::: Records for the exercise

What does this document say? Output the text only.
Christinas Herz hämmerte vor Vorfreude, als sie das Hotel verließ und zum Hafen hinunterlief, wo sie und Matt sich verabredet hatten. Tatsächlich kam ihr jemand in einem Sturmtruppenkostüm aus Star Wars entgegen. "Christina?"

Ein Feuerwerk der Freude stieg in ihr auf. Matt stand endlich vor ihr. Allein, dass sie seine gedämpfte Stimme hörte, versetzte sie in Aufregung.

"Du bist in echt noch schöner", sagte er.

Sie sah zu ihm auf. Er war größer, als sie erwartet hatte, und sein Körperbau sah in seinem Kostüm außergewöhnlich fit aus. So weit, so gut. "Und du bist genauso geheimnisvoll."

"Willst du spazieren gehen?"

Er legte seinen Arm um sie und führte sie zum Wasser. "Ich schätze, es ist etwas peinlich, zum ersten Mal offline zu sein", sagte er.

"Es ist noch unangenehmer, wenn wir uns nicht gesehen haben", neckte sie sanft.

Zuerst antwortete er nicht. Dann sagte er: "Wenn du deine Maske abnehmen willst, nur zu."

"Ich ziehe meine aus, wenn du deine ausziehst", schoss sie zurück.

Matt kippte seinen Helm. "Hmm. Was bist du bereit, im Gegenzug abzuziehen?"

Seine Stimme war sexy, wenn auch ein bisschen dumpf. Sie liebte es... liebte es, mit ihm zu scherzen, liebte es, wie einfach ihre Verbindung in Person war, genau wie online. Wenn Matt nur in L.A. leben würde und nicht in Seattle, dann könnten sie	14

::::::

**Written exercise**
Show all lines in the entries above where the word "noch" appears.

**Answer to this exercise**
"Du bist in echt noch schöner", sagte er.
"Es ist noch unangenehmer, wenn wir uns nicht gesehen haben", neckte sie sanft.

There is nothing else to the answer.